- **Work to be completed**:
Using the records that follow, copy every line containing the word "Brake".
╭─ Task material
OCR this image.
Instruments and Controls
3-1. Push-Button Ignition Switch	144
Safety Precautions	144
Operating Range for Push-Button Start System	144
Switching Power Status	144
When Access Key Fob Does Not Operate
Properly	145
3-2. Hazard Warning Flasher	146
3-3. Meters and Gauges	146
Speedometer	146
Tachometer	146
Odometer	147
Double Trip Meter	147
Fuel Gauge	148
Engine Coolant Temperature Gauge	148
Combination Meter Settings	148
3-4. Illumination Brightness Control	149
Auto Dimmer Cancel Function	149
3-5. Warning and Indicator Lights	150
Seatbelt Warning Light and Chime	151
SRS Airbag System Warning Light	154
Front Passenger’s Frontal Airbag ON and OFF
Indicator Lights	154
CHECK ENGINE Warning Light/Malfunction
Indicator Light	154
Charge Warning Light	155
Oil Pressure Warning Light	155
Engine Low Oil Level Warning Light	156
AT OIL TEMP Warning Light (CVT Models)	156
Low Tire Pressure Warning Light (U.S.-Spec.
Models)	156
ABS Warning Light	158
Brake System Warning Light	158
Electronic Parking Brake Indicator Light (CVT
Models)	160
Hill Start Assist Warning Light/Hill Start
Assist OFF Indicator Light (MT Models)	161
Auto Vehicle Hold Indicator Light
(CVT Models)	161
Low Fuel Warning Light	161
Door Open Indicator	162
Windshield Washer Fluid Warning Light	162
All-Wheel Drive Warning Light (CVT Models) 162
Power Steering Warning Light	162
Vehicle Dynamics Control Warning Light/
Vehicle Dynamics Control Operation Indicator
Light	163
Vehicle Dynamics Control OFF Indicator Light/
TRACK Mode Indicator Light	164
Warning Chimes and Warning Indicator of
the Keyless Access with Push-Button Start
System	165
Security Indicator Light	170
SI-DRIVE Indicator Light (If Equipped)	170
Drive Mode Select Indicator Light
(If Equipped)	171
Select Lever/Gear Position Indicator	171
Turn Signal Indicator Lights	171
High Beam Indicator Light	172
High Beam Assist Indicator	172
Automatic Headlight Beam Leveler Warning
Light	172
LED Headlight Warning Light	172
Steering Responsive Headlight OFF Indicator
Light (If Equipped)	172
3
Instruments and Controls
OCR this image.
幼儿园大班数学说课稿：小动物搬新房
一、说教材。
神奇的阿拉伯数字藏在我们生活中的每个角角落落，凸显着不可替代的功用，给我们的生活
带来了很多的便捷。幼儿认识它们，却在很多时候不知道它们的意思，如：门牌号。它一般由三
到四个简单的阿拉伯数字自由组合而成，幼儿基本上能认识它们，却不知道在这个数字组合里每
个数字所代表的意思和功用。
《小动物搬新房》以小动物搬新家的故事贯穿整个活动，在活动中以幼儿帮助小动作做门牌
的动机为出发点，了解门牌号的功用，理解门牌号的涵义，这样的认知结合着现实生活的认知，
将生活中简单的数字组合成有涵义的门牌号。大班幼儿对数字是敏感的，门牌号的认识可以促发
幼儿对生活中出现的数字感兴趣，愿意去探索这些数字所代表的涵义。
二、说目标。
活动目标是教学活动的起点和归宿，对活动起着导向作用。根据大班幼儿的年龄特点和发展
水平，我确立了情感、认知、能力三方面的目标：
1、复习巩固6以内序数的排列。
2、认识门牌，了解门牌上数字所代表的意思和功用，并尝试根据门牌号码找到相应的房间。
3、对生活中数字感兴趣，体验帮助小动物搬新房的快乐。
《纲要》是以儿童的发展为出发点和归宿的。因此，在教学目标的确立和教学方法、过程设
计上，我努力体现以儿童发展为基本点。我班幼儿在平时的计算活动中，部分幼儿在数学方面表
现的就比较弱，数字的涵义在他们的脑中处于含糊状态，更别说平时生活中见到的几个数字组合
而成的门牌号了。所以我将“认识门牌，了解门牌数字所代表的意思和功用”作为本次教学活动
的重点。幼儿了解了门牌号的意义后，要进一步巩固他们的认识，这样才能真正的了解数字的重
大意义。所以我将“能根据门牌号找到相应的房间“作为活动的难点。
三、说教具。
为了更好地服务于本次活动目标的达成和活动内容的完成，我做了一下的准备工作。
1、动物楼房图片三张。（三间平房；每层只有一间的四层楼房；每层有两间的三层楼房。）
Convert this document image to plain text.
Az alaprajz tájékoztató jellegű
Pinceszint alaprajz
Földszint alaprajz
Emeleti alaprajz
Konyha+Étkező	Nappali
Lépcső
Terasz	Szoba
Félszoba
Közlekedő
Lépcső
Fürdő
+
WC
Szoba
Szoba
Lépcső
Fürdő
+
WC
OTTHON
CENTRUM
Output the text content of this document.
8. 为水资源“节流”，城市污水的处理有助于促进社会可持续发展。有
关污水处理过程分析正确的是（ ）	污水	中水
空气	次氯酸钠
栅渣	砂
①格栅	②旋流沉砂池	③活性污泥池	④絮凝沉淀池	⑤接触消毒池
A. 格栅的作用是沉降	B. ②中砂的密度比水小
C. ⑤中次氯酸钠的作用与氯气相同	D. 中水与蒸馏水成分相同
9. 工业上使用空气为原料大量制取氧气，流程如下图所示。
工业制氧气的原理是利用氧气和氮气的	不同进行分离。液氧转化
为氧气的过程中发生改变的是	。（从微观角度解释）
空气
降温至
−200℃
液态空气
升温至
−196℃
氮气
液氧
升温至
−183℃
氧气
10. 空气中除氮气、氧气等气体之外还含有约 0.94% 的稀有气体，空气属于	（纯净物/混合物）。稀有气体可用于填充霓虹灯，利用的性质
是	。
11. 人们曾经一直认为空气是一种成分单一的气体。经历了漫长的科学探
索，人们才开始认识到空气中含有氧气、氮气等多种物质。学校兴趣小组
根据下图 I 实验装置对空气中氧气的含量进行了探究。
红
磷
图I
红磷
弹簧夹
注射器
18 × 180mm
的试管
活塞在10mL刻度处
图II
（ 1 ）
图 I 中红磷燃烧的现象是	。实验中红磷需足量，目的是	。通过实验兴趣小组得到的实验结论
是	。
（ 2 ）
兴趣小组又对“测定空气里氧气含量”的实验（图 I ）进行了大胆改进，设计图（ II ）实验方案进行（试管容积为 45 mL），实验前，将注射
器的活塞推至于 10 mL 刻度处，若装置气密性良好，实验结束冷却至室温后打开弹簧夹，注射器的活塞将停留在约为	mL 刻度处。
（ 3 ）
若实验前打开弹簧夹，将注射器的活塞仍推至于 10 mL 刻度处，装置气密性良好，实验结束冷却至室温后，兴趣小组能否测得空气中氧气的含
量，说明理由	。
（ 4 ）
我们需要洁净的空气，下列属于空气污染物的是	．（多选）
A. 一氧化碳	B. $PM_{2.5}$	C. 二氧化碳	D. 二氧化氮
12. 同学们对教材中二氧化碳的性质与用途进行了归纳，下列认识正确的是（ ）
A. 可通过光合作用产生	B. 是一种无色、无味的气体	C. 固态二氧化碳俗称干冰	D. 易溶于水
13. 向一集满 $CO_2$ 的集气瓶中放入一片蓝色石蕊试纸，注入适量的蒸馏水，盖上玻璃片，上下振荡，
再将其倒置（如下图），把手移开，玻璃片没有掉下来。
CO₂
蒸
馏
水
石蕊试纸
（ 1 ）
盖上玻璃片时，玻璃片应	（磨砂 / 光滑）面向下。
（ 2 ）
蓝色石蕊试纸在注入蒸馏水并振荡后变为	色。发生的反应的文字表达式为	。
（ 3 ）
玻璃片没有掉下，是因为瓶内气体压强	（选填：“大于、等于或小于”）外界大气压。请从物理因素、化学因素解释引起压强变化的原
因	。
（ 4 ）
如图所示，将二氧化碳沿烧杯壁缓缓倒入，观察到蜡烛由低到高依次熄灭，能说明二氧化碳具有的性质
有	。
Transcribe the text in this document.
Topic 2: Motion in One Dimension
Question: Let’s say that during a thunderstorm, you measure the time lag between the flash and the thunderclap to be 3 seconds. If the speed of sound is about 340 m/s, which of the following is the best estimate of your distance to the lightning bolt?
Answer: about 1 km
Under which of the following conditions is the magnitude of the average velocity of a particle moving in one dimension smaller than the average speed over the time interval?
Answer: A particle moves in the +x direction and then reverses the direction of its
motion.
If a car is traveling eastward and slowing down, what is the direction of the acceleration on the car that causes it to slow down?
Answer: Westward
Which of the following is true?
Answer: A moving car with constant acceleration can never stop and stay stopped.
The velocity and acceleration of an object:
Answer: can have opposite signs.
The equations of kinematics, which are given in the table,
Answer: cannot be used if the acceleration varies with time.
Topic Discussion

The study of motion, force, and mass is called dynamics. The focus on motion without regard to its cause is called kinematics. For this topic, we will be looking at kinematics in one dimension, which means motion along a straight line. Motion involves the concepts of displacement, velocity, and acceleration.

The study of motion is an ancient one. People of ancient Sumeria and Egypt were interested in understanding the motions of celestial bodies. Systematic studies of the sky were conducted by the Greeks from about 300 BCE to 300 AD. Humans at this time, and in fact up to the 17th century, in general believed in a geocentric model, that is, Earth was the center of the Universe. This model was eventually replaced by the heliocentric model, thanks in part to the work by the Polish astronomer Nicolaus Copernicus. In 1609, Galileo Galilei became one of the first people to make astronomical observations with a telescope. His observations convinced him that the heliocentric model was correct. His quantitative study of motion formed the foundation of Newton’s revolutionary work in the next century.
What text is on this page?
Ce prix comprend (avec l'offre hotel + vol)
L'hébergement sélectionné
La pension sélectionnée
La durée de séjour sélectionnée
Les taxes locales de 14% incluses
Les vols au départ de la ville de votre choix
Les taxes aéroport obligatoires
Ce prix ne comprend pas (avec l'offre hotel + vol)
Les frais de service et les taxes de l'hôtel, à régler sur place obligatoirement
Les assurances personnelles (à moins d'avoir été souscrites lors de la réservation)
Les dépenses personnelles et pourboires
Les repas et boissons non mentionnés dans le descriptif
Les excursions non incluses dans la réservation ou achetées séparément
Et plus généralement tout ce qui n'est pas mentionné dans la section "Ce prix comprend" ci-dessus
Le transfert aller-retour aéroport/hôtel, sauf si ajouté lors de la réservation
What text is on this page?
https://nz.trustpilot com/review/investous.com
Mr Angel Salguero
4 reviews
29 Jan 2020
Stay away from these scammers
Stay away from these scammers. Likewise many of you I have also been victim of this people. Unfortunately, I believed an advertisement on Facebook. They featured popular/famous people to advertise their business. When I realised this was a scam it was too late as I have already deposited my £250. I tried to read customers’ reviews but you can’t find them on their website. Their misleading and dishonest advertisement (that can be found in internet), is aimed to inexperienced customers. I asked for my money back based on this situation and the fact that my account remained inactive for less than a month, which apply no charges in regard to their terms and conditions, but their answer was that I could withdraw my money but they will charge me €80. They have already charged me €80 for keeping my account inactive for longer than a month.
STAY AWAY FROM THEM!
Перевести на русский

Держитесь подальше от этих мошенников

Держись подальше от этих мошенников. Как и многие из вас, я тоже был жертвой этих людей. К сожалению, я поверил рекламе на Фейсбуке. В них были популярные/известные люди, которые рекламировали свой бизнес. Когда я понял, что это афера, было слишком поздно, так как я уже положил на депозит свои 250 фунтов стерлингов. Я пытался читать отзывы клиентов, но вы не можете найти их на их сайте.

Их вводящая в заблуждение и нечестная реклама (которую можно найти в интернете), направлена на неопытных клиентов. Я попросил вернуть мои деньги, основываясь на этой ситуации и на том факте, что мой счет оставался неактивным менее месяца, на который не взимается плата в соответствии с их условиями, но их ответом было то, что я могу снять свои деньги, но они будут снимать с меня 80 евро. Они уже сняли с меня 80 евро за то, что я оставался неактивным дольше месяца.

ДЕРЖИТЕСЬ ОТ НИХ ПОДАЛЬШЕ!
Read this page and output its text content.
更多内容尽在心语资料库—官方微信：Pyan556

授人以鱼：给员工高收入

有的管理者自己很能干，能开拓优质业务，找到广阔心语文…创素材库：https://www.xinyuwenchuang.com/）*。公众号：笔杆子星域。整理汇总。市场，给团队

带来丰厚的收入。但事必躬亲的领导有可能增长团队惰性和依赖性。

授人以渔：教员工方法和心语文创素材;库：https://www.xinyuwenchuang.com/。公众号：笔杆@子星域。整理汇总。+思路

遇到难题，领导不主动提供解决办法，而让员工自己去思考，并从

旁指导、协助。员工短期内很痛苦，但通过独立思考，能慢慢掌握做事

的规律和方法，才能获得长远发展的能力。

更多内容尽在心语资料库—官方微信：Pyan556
╰─
- **Exercise output**:
Brake System Warning Light	158
Electronic Parking Brake Indicator Light (CVT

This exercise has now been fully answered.